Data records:
◆ ◆ ◆ ◆

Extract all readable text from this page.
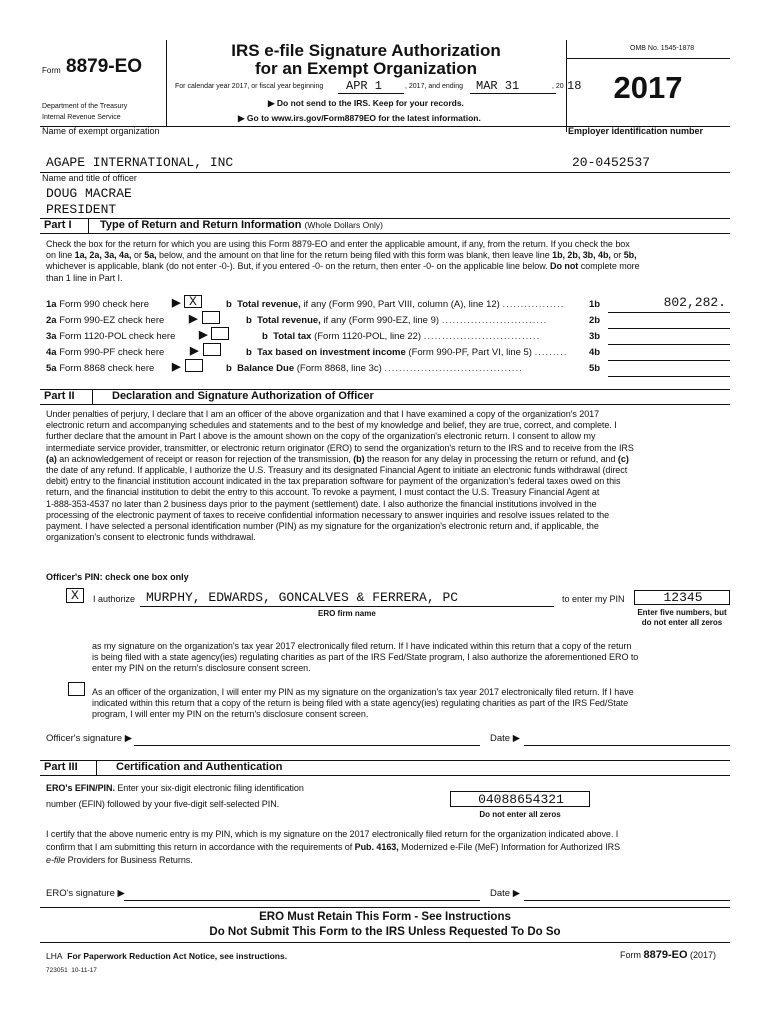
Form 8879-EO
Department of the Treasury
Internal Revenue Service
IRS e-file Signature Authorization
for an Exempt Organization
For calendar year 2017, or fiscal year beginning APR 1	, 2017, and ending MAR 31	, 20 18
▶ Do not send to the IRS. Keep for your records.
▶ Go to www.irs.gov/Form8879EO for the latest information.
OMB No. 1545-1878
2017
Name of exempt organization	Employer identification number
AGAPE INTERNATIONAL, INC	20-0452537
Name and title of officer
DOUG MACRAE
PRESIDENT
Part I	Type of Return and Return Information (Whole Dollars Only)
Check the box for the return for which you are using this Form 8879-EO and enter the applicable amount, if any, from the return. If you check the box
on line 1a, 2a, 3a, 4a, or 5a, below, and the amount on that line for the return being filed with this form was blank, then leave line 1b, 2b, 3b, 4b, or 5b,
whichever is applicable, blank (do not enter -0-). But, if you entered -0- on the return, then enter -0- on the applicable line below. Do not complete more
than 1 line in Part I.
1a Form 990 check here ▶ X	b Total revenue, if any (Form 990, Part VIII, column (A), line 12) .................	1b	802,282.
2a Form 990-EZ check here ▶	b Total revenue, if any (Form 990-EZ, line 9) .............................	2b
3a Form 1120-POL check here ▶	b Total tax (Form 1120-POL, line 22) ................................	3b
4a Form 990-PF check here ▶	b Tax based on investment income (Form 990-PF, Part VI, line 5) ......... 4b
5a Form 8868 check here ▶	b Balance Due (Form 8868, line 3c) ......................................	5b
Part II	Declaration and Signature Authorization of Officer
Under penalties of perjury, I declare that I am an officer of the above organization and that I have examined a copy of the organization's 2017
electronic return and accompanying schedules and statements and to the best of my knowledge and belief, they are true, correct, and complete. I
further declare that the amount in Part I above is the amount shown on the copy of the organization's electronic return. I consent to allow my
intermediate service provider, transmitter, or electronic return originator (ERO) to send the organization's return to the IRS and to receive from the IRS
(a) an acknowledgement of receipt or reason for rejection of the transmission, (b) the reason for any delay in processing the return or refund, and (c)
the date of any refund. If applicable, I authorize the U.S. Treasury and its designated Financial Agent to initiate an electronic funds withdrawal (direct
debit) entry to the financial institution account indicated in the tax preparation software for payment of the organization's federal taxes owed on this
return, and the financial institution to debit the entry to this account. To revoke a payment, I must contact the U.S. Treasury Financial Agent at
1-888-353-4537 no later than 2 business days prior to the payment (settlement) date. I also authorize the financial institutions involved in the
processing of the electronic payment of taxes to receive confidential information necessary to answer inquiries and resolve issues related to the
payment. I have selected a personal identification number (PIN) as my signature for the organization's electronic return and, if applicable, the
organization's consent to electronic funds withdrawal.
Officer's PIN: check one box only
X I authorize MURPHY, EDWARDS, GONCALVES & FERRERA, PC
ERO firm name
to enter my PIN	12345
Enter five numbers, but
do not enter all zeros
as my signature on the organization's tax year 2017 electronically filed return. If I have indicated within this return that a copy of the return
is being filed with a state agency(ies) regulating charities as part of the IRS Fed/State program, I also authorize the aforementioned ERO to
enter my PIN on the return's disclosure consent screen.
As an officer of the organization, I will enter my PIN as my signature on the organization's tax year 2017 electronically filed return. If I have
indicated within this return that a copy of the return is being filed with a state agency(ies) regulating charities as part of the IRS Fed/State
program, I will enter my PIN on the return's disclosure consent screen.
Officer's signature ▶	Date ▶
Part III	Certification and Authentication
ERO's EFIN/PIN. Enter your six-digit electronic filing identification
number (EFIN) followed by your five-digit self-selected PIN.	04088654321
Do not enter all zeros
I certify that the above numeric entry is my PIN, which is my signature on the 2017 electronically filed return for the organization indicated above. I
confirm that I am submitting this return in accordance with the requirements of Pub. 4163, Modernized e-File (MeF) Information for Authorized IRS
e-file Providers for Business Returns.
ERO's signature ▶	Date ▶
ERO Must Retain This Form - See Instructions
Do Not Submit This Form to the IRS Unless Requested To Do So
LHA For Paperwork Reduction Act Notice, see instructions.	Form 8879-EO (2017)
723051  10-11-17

◆ ◆ ◆ ◆

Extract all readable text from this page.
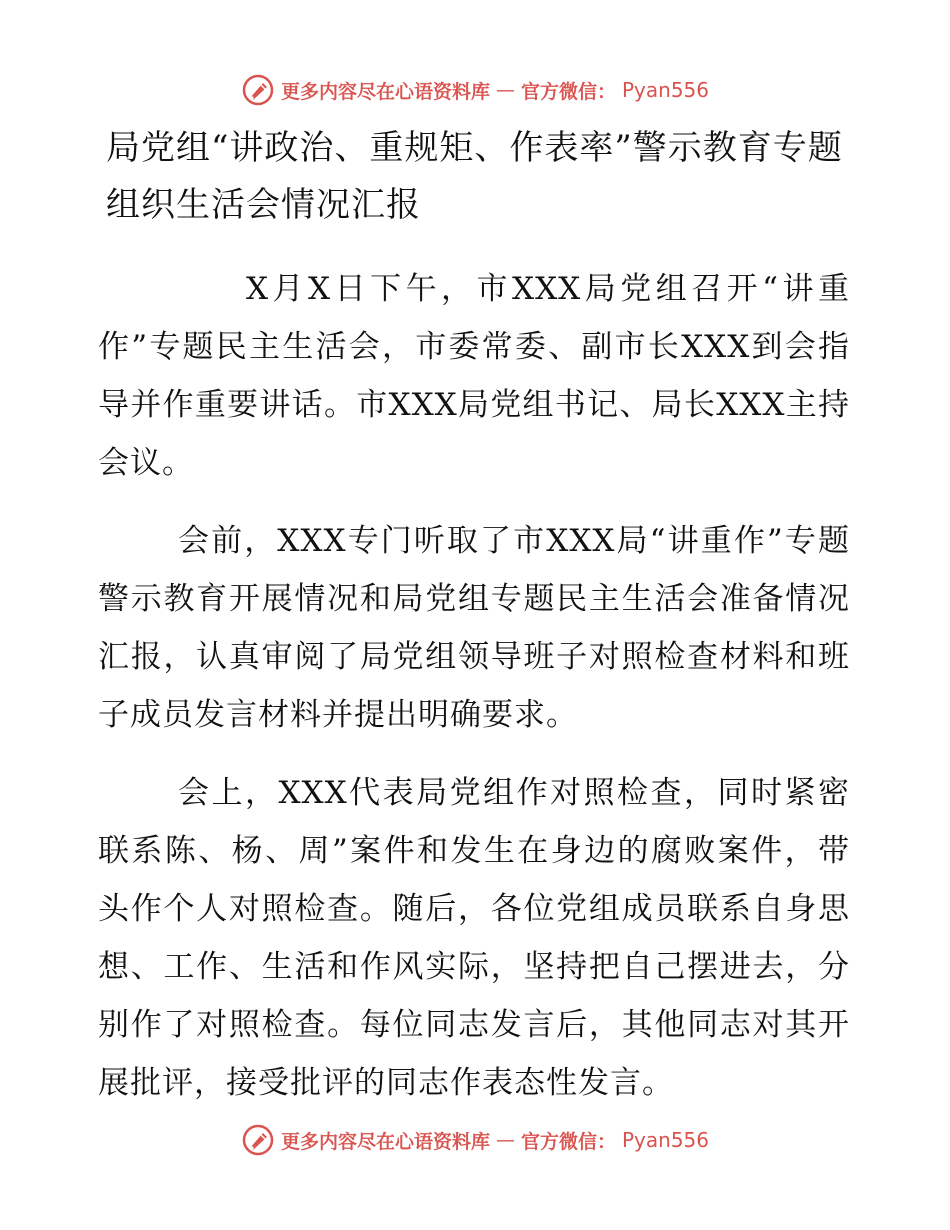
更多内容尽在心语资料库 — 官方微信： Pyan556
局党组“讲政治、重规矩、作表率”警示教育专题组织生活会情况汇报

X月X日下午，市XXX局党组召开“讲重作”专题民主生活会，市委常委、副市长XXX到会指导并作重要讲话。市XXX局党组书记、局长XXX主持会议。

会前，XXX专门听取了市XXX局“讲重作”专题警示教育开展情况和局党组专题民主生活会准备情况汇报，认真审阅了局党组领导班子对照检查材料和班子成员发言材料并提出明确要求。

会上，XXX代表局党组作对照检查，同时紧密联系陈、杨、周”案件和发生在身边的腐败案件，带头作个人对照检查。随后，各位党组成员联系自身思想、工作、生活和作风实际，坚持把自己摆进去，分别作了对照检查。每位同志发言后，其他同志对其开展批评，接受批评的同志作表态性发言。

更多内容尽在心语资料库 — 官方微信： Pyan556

◆ ◆ ◆ ◆

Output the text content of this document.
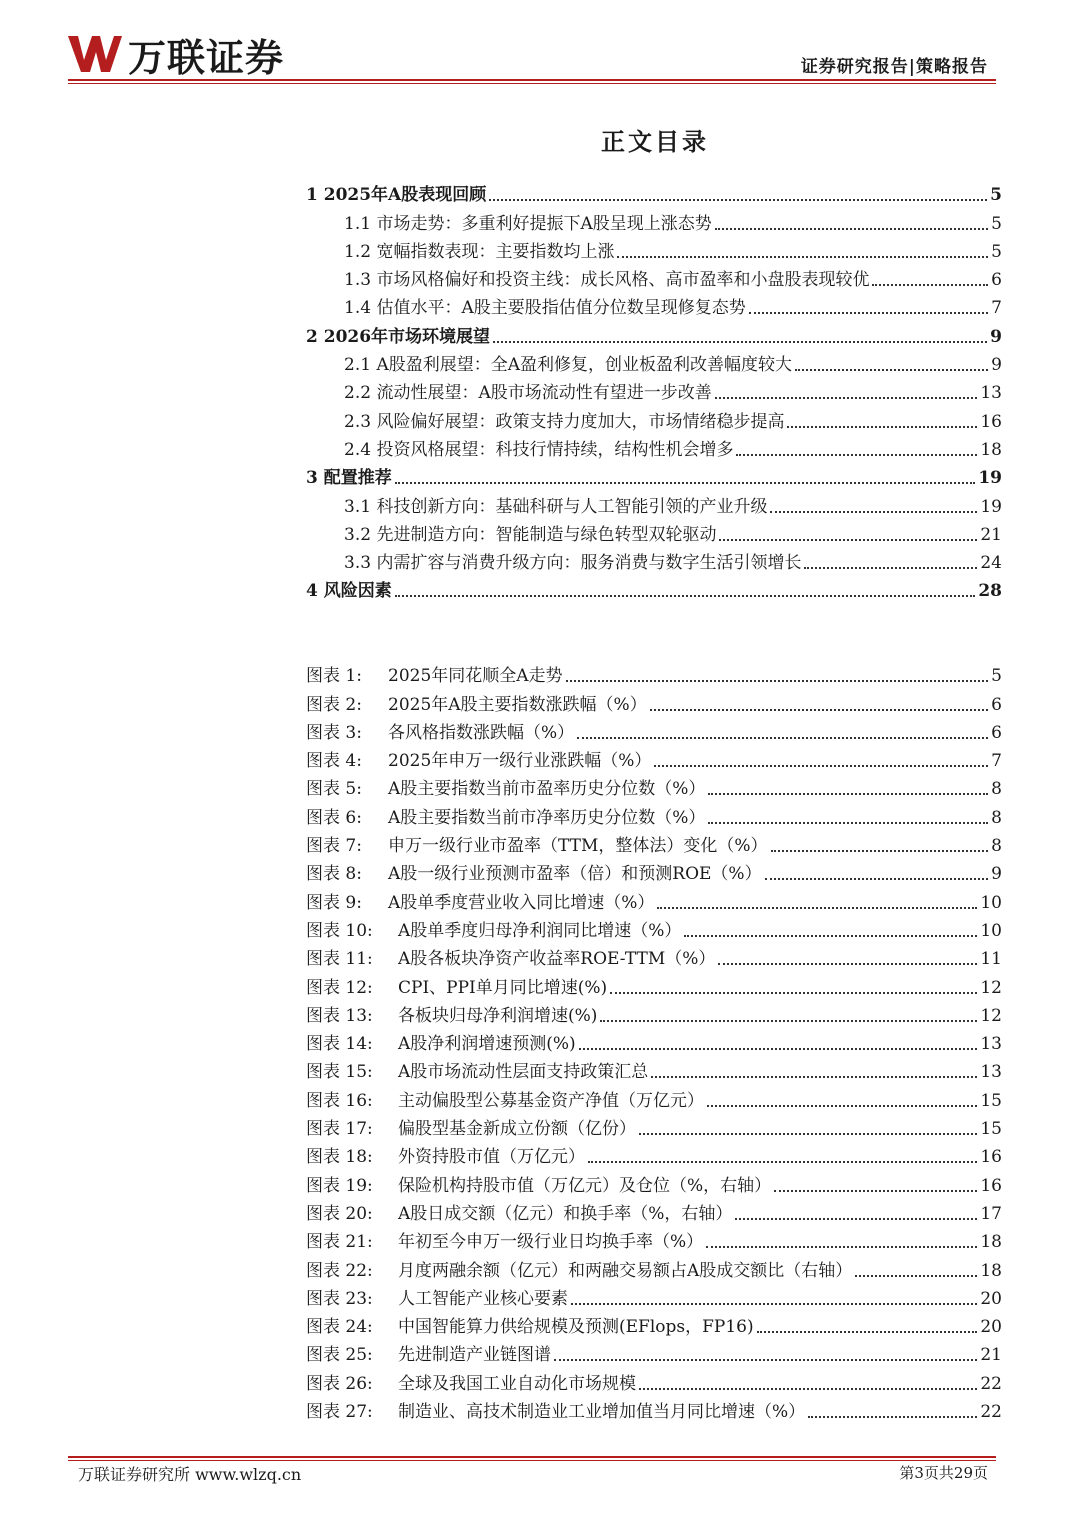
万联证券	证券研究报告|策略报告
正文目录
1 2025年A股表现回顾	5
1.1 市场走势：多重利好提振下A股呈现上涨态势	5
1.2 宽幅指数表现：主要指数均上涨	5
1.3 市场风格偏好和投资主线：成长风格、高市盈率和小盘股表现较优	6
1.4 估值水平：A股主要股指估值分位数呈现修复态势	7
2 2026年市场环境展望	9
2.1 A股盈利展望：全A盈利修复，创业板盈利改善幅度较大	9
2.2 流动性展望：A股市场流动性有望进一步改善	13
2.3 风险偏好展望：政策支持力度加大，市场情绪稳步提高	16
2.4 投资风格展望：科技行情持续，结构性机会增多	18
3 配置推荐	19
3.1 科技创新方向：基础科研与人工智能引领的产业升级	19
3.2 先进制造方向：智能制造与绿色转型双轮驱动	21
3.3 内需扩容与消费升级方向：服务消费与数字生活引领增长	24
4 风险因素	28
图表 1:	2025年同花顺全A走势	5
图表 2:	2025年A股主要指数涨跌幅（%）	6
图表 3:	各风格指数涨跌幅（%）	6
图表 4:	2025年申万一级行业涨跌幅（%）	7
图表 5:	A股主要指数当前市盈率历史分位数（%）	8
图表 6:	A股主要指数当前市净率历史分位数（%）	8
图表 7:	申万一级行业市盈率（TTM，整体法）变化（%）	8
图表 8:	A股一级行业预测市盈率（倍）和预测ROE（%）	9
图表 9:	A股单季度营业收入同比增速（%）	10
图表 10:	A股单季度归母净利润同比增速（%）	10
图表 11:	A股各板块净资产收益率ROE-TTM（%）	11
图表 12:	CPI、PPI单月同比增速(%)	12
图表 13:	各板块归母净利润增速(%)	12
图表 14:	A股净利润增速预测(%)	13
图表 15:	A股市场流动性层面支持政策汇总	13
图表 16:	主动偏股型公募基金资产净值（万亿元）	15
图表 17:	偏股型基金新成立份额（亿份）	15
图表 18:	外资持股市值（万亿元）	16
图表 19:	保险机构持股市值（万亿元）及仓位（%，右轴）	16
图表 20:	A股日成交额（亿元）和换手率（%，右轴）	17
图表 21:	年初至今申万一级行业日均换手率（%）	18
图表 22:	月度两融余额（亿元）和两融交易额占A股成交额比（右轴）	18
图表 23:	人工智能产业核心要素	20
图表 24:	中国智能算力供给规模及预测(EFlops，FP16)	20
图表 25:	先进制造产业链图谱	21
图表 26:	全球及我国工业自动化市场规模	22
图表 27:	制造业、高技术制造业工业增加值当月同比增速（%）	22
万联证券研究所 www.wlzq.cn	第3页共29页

◆ ◆ ◆ ◆

● **PROBLEM TO WORK ON**
From the entries above, extract every line where the word "will" appears.

● **EXERCISE RESULT**
As an officer of the organization, I will enter my PIN as my signature on the organization's tax year 2017 electronically filed return. If I have
program, I will enter my PIN on the return's disclosure consent screen.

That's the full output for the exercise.